▸ **Your objective**
Using the listing below, please gather every line containing the word "knihe".

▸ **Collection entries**
## START
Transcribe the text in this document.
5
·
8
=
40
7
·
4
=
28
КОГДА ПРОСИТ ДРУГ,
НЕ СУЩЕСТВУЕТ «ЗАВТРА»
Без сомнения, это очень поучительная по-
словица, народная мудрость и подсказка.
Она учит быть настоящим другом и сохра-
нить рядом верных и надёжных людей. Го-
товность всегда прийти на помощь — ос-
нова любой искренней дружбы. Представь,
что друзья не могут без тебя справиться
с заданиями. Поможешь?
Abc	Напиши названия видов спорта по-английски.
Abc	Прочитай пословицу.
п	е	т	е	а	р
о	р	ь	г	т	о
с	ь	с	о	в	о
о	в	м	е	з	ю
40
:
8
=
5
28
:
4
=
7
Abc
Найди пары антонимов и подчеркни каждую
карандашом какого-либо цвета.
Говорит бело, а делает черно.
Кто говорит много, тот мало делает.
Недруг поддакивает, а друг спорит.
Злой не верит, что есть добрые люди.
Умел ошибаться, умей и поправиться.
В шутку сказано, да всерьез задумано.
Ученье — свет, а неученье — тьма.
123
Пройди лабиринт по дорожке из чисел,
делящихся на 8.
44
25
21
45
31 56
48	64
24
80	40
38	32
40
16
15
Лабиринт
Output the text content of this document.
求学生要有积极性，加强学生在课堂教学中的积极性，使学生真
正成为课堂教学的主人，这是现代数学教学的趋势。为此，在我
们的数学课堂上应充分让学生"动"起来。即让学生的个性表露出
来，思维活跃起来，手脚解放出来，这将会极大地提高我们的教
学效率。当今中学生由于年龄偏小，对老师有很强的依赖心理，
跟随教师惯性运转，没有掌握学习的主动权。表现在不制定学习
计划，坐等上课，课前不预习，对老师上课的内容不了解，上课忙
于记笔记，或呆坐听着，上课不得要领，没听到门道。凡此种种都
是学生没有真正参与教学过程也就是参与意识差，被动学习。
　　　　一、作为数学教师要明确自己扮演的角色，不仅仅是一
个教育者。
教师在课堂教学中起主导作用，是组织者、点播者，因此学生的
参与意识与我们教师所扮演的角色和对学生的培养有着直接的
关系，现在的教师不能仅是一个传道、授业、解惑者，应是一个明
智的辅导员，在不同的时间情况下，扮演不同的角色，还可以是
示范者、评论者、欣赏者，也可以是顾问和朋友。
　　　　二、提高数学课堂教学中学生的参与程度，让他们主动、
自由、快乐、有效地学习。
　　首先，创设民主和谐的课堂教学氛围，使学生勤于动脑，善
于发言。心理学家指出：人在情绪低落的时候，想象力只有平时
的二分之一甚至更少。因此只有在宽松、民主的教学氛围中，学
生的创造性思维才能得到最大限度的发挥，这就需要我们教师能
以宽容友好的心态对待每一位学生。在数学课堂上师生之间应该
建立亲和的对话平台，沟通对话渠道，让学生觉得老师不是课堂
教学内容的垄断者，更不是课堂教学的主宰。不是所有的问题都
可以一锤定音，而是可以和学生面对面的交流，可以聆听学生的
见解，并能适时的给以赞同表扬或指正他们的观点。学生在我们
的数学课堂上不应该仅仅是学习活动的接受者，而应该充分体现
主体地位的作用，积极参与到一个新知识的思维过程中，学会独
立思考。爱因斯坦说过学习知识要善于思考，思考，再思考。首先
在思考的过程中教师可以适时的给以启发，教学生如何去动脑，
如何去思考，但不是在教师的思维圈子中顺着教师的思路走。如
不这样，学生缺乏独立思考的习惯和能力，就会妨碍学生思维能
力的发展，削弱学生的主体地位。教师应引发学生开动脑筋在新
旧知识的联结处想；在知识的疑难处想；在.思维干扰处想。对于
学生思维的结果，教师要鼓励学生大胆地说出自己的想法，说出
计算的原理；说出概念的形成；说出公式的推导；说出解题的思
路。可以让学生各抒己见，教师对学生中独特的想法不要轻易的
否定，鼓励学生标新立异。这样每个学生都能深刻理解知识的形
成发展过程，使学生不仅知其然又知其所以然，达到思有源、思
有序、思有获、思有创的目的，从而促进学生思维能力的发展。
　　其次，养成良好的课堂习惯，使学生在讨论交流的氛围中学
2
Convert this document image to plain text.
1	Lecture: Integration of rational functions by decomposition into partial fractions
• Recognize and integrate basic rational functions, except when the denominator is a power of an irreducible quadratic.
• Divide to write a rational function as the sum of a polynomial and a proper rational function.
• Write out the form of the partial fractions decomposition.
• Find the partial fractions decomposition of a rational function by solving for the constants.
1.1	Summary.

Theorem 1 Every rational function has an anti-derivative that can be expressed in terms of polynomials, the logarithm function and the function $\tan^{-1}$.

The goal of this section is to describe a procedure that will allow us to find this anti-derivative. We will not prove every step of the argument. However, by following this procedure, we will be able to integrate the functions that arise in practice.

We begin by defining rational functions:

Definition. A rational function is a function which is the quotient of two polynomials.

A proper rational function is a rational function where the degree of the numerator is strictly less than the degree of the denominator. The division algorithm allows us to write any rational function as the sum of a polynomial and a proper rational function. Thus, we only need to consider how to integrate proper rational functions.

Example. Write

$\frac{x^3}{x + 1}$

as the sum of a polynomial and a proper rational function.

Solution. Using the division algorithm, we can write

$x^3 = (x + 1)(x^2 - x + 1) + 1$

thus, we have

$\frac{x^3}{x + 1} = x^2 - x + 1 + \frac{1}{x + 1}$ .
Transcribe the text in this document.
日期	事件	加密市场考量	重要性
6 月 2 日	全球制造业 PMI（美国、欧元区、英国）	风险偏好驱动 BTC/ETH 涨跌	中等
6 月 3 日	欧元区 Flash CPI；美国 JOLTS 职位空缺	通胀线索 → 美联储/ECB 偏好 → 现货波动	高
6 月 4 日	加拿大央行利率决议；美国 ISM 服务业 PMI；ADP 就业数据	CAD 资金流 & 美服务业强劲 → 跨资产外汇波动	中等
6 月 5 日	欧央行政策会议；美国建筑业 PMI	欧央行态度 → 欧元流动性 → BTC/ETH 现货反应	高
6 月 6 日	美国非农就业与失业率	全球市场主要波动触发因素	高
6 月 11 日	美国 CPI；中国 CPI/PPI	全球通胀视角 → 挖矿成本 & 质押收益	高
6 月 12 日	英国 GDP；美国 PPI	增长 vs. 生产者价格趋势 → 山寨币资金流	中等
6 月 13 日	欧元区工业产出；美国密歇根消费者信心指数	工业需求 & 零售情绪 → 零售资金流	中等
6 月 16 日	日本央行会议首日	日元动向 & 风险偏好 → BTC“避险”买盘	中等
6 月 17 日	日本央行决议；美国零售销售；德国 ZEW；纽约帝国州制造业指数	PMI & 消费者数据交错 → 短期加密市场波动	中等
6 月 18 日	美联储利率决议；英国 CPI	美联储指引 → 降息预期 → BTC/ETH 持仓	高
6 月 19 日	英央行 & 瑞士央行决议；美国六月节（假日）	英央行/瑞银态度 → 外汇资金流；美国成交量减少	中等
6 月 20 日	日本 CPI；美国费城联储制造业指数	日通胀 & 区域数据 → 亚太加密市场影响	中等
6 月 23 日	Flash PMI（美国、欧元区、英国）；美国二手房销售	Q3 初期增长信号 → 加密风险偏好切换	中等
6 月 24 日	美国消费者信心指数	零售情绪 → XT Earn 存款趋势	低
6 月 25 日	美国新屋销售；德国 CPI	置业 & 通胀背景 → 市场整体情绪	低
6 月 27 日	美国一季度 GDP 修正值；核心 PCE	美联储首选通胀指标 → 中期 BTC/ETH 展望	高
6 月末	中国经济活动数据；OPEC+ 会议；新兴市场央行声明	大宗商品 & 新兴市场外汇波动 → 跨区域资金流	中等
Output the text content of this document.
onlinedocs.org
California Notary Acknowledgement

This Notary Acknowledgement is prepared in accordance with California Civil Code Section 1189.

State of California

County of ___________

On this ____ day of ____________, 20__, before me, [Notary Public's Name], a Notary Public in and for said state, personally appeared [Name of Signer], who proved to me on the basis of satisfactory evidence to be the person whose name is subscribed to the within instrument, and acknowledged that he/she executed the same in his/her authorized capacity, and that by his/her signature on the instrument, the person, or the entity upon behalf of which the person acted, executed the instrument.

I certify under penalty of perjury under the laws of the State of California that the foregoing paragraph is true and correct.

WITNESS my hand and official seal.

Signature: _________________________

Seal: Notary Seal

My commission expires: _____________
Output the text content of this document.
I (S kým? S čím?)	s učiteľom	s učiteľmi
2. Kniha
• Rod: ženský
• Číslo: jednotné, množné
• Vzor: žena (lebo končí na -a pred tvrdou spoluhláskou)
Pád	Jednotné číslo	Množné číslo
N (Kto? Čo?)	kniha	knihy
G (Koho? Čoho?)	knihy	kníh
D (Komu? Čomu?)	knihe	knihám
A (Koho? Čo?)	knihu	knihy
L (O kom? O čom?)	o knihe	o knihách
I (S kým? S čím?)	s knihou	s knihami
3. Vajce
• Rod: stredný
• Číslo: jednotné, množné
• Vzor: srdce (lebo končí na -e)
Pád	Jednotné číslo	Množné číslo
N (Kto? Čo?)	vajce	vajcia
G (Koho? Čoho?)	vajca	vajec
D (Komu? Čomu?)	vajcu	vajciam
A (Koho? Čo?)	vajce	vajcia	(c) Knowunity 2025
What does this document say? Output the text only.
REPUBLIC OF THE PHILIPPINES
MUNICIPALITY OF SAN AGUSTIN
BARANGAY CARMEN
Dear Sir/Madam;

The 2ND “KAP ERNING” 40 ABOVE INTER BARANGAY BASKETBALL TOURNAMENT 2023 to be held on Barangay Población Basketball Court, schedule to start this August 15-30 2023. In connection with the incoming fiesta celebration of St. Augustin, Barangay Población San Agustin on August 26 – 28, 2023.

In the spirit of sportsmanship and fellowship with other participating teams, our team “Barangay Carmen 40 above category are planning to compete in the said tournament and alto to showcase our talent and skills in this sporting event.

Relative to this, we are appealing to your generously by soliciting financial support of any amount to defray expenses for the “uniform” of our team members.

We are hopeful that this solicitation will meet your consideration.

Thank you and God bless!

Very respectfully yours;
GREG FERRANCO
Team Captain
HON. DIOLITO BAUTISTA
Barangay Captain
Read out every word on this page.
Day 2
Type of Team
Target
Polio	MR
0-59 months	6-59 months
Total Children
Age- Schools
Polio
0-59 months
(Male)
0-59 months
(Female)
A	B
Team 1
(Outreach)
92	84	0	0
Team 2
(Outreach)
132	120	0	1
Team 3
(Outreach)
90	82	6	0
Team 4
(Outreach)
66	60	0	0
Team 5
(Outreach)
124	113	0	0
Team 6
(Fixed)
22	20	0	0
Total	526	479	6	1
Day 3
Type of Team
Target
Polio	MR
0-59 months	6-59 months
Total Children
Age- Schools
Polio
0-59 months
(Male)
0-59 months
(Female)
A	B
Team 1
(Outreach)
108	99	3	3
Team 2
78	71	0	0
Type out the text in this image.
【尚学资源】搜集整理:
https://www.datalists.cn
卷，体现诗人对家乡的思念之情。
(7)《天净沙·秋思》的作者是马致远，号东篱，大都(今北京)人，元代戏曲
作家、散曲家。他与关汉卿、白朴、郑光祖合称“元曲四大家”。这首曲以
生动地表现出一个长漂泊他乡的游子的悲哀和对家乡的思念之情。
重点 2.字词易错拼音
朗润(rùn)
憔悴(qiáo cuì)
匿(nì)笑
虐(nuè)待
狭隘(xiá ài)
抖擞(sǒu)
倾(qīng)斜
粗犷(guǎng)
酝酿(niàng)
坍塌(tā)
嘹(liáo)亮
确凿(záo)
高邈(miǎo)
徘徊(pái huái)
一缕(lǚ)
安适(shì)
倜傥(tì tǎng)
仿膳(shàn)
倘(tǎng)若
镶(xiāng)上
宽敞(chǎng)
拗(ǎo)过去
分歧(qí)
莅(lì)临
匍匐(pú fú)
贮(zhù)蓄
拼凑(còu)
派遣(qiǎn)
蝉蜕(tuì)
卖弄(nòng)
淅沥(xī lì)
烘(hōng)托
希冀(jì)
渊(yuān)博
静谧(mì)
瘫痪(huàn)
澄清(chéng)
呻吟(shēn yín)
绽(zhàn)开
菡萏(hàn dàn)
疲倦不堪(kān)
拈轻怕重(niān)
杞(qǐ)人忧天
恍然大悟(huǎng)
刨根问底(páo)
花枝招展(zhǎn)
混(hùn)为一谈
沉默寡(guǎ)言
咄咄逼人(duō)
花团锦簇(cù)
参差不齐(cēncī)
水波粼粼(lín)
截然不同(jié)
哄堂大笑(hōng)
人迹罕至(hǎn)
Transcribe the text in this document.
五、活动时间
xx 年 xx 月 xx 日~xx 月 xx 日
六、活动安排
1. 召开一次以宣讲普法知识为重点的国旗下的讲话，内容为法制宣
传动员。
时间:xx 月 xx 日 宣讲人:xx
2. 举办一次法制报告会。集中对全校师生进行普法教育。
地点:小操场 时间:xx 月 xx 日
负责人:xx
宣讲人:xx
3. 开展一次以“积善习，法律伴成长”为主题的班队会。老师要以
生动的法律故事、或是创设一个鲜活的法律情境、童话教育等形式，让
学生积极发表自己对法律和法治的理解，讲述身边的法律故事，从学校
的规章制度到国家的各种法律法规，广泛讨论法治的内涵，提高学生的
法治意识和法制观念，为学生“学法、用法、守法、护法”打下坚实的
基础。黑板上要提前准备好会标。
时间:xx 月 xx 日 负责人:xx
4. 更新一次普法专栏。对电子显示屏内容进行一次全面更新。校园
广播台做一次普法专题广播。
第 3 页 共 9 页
## END
▸ **Result below**
D (Komu? Čomu?)	knihe	knihám
L (O kom? O čom?)	o knihe	o knihách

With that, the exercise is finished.